Work to do:
Write out the material exactly. Do not include the pictures.

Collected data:
***

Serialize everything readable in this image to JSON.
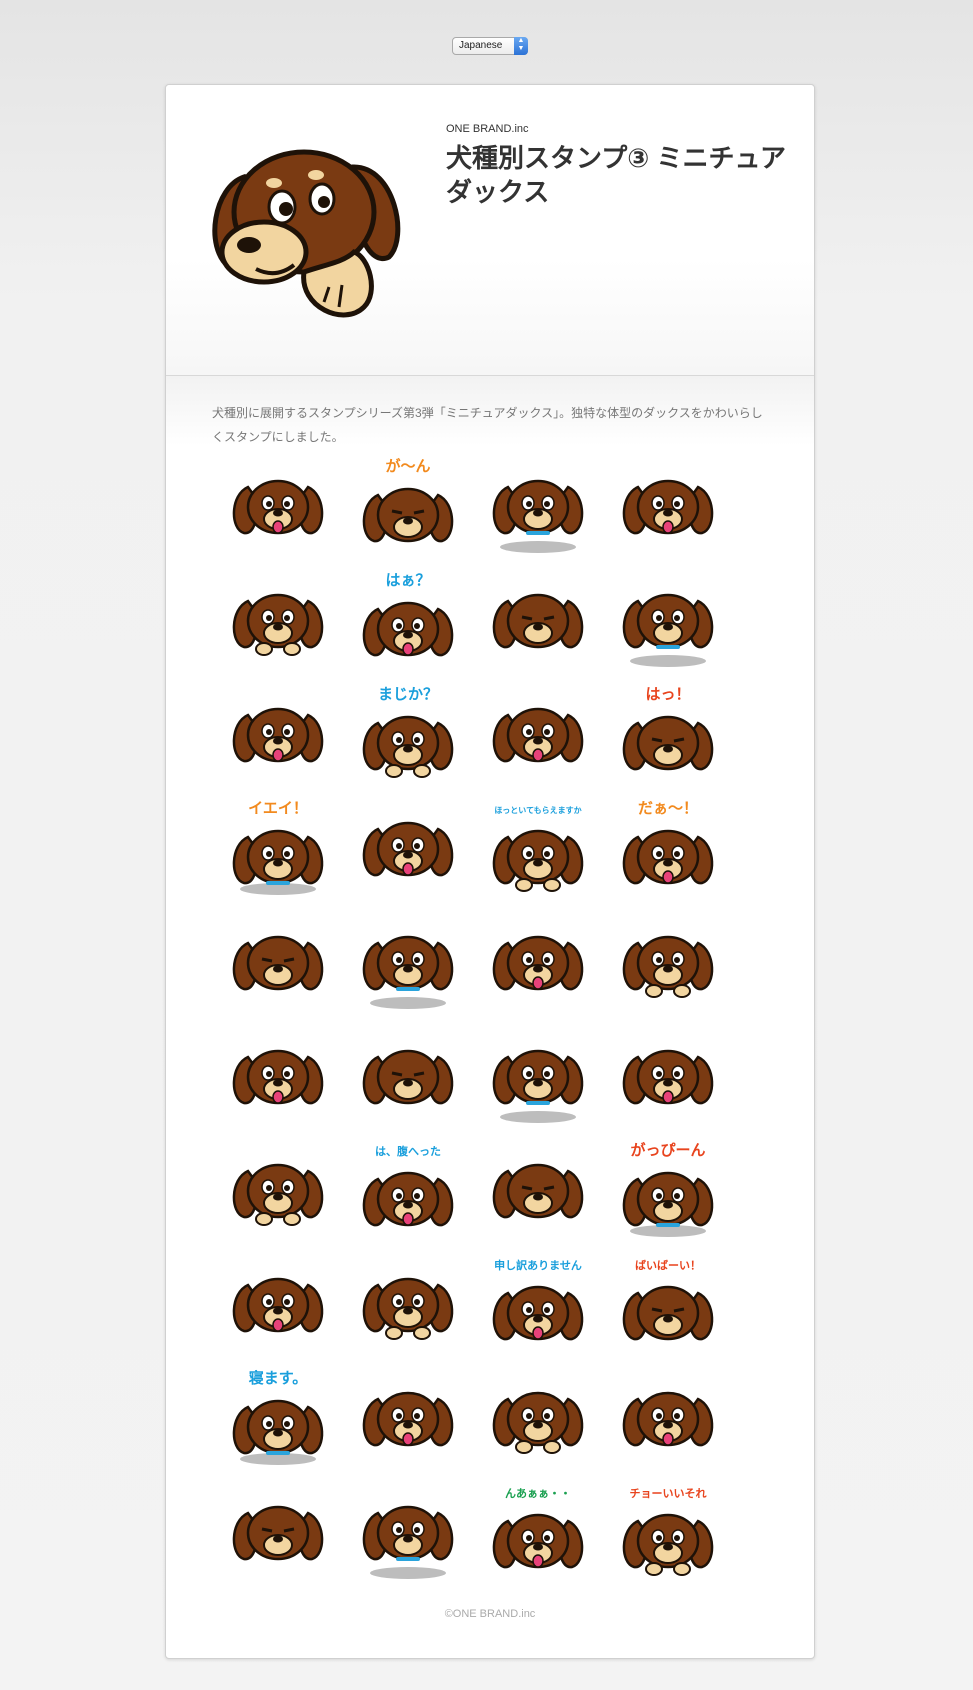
{
  "language_selector": {
    "value": "Japanese"
  },
  "app": {
    "brand": "ONE BRAND.inc",
    "title": "犬種別スタンプ③ ミニチュアダックス",
    "description": "犬種別に展開するスタンプシリーズ第3弾「ミニチュアダックス」。独特な体型のダックスをかわいらしくスタンプにしました。",
    "copyright": "©ONE BRAND.inc"
  },
  "colors": {
    "fur": "#7a3a12",
    "tan": "#f2d5a0",
    "outline": "#1e1208",
    "tongue": "#e8427a",
    "collar_blue": "#2aa4dc"
  },
  "stickers": [
    {
      "caption": "",
      "caption_color": "#f28a1e"
    },
    {
      "caption": "が～ん",
      "caption_color": "#f28a1e"
    },
    {
      "caption": "",
      "caption_color": "#f28a1e"
    },
    {
      "caption": "",
      "caption_color": "#f28a1e"
    },
    {
      "caption": "",
      "caption_color": "#f28a1e"
    },
    {
      "caption": "はぁ？",
      "caption_color": "#1a9fdc"
    },
    {
      "caption": "",
      "caption_color": "#f28a1e"
    },
    {
      "caption": "",
      "caption_color": "#f28a1e"
    },
    {
      "caption": "",
      "caption_color": "#f28a1e"
    },
    {
      "caption": "まじか？",
      "caption_color": "#1a9fdc"
    },
    {
      "caption": "",
      "caption_color": "#f28a1e"
    },
    {
      "caption": "はっ！",
      "caption_color": "#e8441e"
    },
    {
      "caption": "イエイ！",
      "caption_color": "#f28a1e"
    },
    {
      "caption": "",
      "caption_color": "#f28a1e"
    },
    {
      "caption": "ほっといてもらえますか",
      "caption_color": "#1a9fdc"
    },
    {
      "caption": "だぁ～！",
      "caption_color": "#f28a1e"
    },
    {
      "caption": "",
      "caption_color": "#f28a1e"
    },
    {
      "caption": "",
      "caption_color": "#f28a1e"
    },
    {
      "caption": "",
      "caption_color": "#f28a1e"
    },
    {
      "caption": "",
      "caption_color": "#f28a1e"
    },
    {
      "caption": "",
      "caption_color": "#f28a1e"
    },
    {
      "caption": "",
      "caption_color": "#f28a1e"
    },
    {
      "caption": "",
      "caption_color": "#f28a1e"
    },
    {
      "caption": "",
      "caption_color": "#f28a1e"
    },
    {
      "caption": "",
      "caption_color": "#f28a1e"
    },
    {
      "caption": "は、腹へった",
      "caption_color": "#1a9fdc"
    },
    {
      "caption": "",
      "caption_color": "#f28a1e"
    },
    {
      "caption": "がっぴーん",
      "caption_color": "#e8441e"
    },
    {
      "caption": "",
      "caption_color": "#f28a1e"
    },
    {
      "caption": "",
      "caption_color": "#f28a1e"
    },
    {
      "caption": "申し訳ありません",
      "caption_color": "#1a9fdc"
    },
    {
      "caption": "ばいばーい！",
      "caption_color": "#e8441e"
    },
    {
      "caption": "寝ます。",
      "caption_color": "#1a9fdc"
    },
    {
      "caption": "",
      "caption_color": "#f28a1e"
    },
    {
      "caption": "",
      "caption_color": "#f28a1e"
    },
    {
      "caption": "",
      "caption_color": "#f28a1e"
    },
    {
      "caption": "",
      "caption_color": "#f28a1e"
    },
    {
      "caption": "",
      "caption_color": "#f28a1e"
    },
    {
      "caption": "んあぁぁ・・",
      "caption_color": "#1aa050"
    },
    {
      "caption": "チョーいいそれ",
      "caption_color": "#e8441e"
    }
  ]
}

***

Answer to the exercise:
Serialize everything readable in this image to JSON.
{
  "language_selector": {
    "value": "Japanese"
  },
  "app": {
    "brand": "ONE BRAND.inc",
    "title": "犬種別スタンプ③ ミニチュアダックス",
    "description": "犬種別に展開するスタンプシリーズ第3弾「ミニチュアダックス」。独特な体型のダックスをかわいらしくスタンプにしました。",
    "copyright": "©ONE BRAND.inc"
  },
  "colors": {
    "fur": "#7a3a12",
    "tan": "#f2d5a0",
    "outline": "#1e1208",
    "tongue": "#e8427a",
    "collar_blue": "#2aa4dc"
  },
  "stickers": [
    {
      "caption": "",
      "caption_color": "#f28a1e"
    },
    {
      "caption": "が～ん",
      "caption_color": "#f28a1e"
    },
    {
      "caption": "",
      "caption_color": "#f28a1e"
    },
    {
      "caption": "",
      "caption_color": "#f28a1e"
    },
    {
      "caption": "",
      "caption_color": "#f28a1e"
    },
    {
      "caption": "はぁ？",
      "caption_color": "#1a9fdc"
    },
    {
      "caption": "",
      "caption_color": "#f28a1e"
    },
    {
      "caption": "",
      "caption_color": "#f28a1e"
    },
    {
      "caption": "",
      "caption_color": "#f28a1e"
    },
    {
      "caption": "まじか？",
      "caption_color": "#1a9fdc"
    },
    {
      "caption": "",
      "caption_color": "#f28a1e"
    },
    {
      "caption": "はっ！",
      "caption_color": "#e8441e"
    },
    {
      "caption": "イエイ！",
      "caption_color": "#f28a1e"
    },
    {
      "caption": "",
      "caption_color": "#f28a1e"
    },
    {
      "caption": "ほっといてもらえますか",
      "caption_color": "#1a9fdc"
    },
    {
      "caption": "だぁ～！",
      "caption_color": "#f28a1e"
    },
    {
      "caption": "",
      "caption_color": "#f28a1e"
    },
    {
      "caption": "",
      "caption_color": "#f28a1e"
    },
    {
      "caption": "",
      "caption_color": "#f28a1e"
    },
    {
      "caption": "",
      "caption_color": "#f28a1e"
    },
    {
      "caption": "",
      "caption_color": "#f28a1e"
    },
    {
      "caption": "",
      "caption_color": "#f28a1e"
    },
    {
      "caption": "",
      "caption_color": "#f28a1e"
    },
    {
      "caption": "",
      "caption_color": "#f28a1e"
    },
    {
      "caption": "",
      "caption_color": "#f28a1e"
    },
    {
      "caption": "は、腹へった",
      "caption_color": "#1a9fdc"
    },
    {
      "caption": "",
      "caption_color": "#f28a1e"
    },
    {
      "caption": "がっぴーん",
      "caption_color": "#e8441e"
    },
    {
      "caption": "",
      "caption_color": "#f28a1e"
    },
    {
      "caption": "",
      "caption_color": "#f28a1e"
    },
    {
      "caption": "申し訳ありません",
      "caption_color": "#1a9fdc"
    },
    {
      "caption": "ばいばーい！",
      "caption_color": "#e8441e"
    },
    {
      "caption": "寝ます。",
      "caption_color": "#1a9fdc"
    },
    {
      "caption": "",
      "caption_color": "#f28a1e"
    },
    {
      "caption": "",
      "caption_color": "#f28a1e"
    },
    {
      "caption": "",
      "caption_color": "#f28a1e"
    },
    {
      "caption": "",
      "caption_color": "#f28a1e"
    },
    {
      "caption": "",
      "caption_color": "#f28a1e"
    },
    {
      "caption": "んあぁぁ・・",
      "caption_color": "#1aa050"
    },
    {
      "caption": "チョーいいそれ",
      "caption_color": "#e8441e"
    }
  ]
}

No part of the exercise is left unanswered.